» WHAT IS ASKED
Locate every line in the material below that has the word "BAD是由". Copy each of those lines.

» DATASET RECORDS
....

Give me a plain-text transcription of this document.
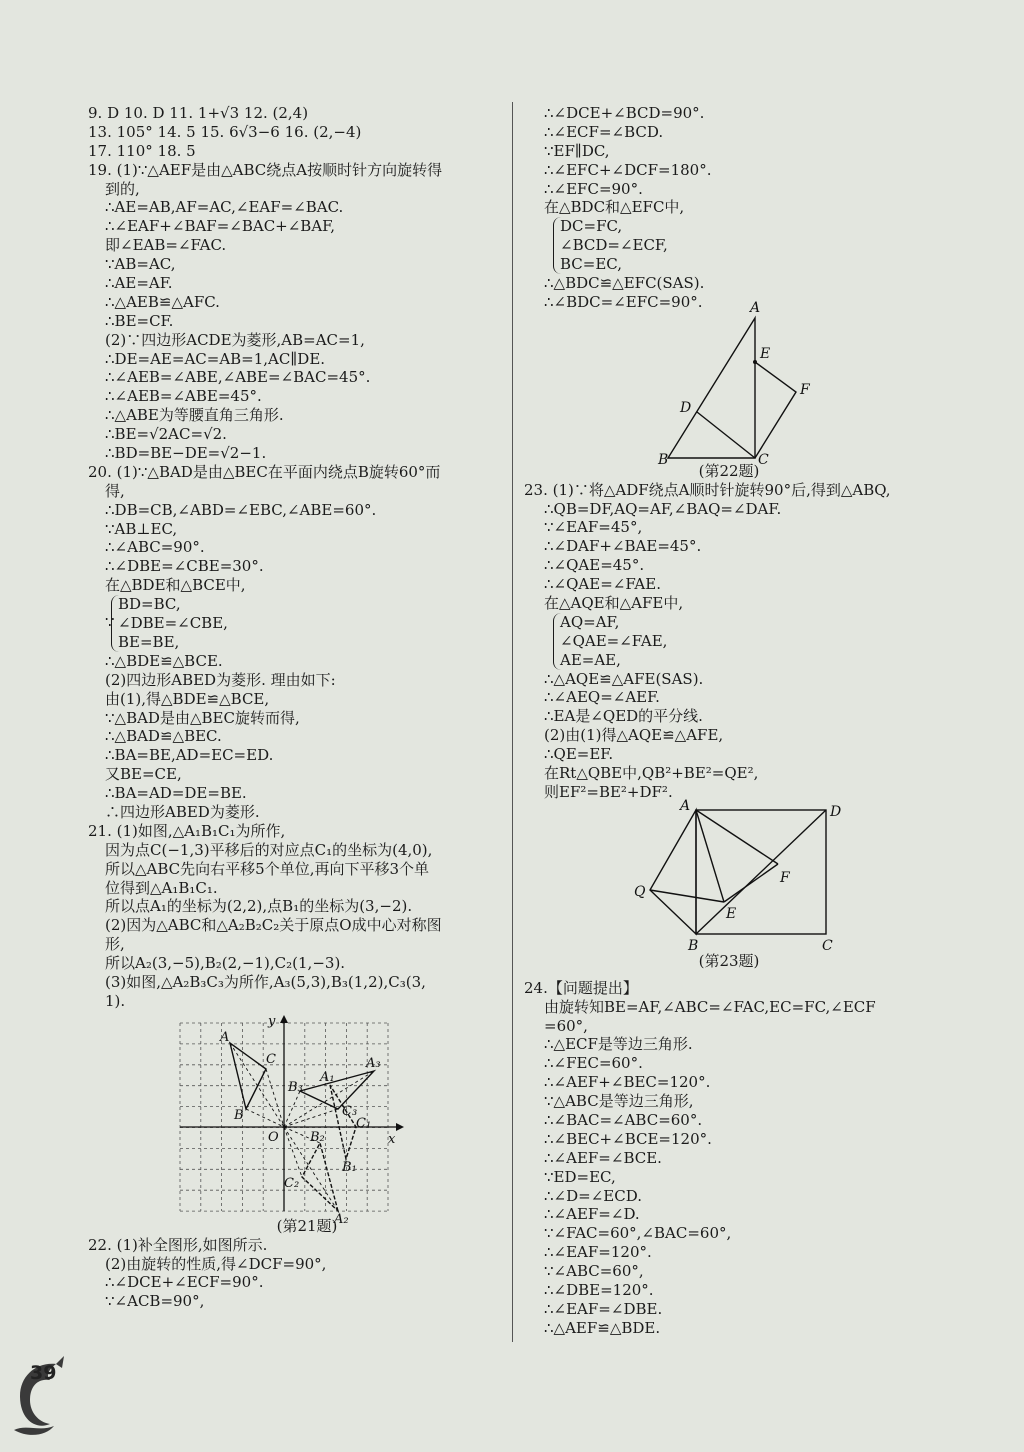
9. D 10. D 11. 1+√3 12. (2,4)
13. 105° 14. 5 15. 6√3−6 16. (2,−4)
17. 110° 18. 5
19. (1)∵△AEF是由△ABC绕点A按顺时针方向旋转得
到的,
∴AE=AB,AF=AC,∠EAF=∠BAC.
∴∠EAF+∠BAF=∠BAC+∠BAF,
即∠EAB=∠FAC.
∵AB=AC,
∴AE=AF.
∴△AEB≌△AFC.
∴BE=CF.
(2)∵四边形ACDE为菱形,AB=AC=1,
∴DE=AE=AC=AB=1,AC∥DE.
∴∠AEB=∠ABE,∠ABE=∠BAC=45°.
∴∠AEB=∠ABE=45°.
∴△ABE为等腰直角三角形.
∴BE=√2AC=√2.
∴BD=BE−DE=√2−1.
20. (1)∵△BAD是由△BEC在平面内绕点B旋转60°而
得,
∴DB=CB,∠ABD=∠EBC,∠ABE=60°.
∵AB⊥EC,
∴∠ABC=90°.
∴∠DBE=∠CBE=30°.
在△BDE和△BCE中,
∵
BD=BC,
∠DBE=∠CBE,
BE=BE,
∴△BDE≌△BCE.
(2)四边形ABED为菱形. 理由如下:
由(1),得△BDE≌△BCE,
∵△BAD是由△BEC旋转而得,
∴△BAD≌△BEC.
∴BA=BE,AD=EC=ED.
又BE=CE,
∴BA=AD=DE=BE.
∴四边形ABED为菱形.
21. (1)如图,△A₁B₁C₁为所作,
因为点C(−1,3)平移后的对应点C₁的坐标为(4,0),
所以△ABC先向右平移5个单位,再向下平移3个单
位得到△A₁B₁C₁.
所以点A₁的坐标为(2,2),点B₁的坐标为(3,−2).
(2)因为△ABC和△A₂B₂C₂关于原点O成中心对称图
形,
所以A₂(3,−5),B₂(2,−1),C₂(1,−3).
(3)如图,△A₂B₃C₃为所作,A₃(5,3),B₃(1,2),C₃(3,
1).
A
B
C
O	x
y
A₁
A₂
A₃
B₁
B₂
B₃
C₁
C₂
C₃
(第21题)
22. (1)补全图形,如图所示.
(2)由旋转的性质,得∠DCF=90°,
∴∠DCE+∠ECF=90°.
∵∠ACB=90°,
∴∠DCE+∠BCD=90°.
∴∠ECF=∠BCD.
∵EF∥DC,
∴∠EFC+∠DCF=180°.
∴∠EFC=90°.
在△BDC和△EFC中,
DC=FC,
∠BCD=∠ECF,
BC=EC,
∴△BDC≌△EFC(SAS).
∴∠BDC=∠EFC=90°.	A
B	C
D
E
F
(第22题)
23. (1)∵将△ADF绕点A顺时针旋转90°后,得到△ABQ,
∴QB=DF,AQ=AF,∠BAQ=∠DAF.
∵∠EAF=45°,
∴∠DAF+∠BAE=45°.
∴∠QAE=45°.
∴∠QAE=∠FAE.
在△AQE和△AFE中,
AQ=AF,
∠QAE=∠FAE,
AE=AE,
∴△AQE≌△AFE(SAS).
∴∠AEQ=∠AEF.
∴EA是∠QED的平分线.
(2)由(1)得△AQE≌△AFE,
∴QE=EF.
在Rt△QBE中,QB²+BE²=QE²,
则EF²=BE²+DF².
A
B	C
D
E
F
Q
(第23题)
24.【问题提出】
由旋转知BE=AF,∠ABC=∠FAC,EC=FC,∠ECF
=60°,
∴△ECF是等边三角形.
∴∠FEC=60°.
∴∠AEF+∠BEC=120°.
∵△ABC是等边三角形,
∴∠BAC=∠ABC=60°.
∴∠BEC+∠BCE=120°.
∴∠AEF=∠BCE.
∵ED=EC,
∴∠D=∠ECD.
∴∠AEF=∠D.
∵∠FAC=60°,∠BAC=60°,
∴∠EAF=120°.
∵∠ABC=60°,
∴∠DBE=120°.
∴∠EAF=∠DBE.
∴△AEF≌△BDE.
39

....

» RESULT
20. (1)∵△BAD是由△BEC在平面内绕点B旋转60°而
∵△BAD是由△BEC旋转而得,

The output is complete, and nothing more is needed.